▶ _REQUIRED TASK_
Search the records for "level". Copy every line where it appears.

[Items from a figure collection]
------------
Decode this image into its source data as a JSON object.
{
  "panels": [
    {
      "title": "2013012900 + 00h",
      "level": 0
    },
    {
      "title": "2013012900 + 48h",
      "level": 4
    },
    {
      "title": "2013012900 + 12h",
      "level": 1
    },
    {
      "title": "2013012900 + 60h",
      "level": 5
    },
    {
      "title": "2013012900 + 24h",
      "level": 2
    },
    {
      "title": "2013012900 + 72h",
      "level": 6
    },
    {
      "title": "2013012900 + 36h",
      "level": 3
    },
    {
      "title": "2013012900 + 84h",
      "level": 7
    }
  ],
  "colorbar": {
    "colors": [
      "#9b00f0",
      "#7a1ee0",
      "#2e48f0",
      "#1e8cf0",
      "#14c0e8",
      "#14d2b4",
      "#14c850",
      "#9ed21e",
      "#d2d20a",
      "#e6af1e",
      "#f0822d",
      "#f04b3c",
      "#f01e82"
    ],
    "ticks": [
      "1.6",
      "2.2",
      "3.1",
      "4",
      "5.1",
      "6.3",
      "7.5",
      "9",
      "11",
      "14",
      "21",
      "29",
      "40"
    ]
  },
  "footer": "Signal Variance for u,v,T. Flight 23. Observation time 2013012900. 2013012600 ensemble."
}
------------
▶ _THE COMPLETED TASK_
      "level": 0
      "level": 4
      "level": 1
      "level": 5
      "level": 2
      "level": 6
      "level": 3
      "level": 7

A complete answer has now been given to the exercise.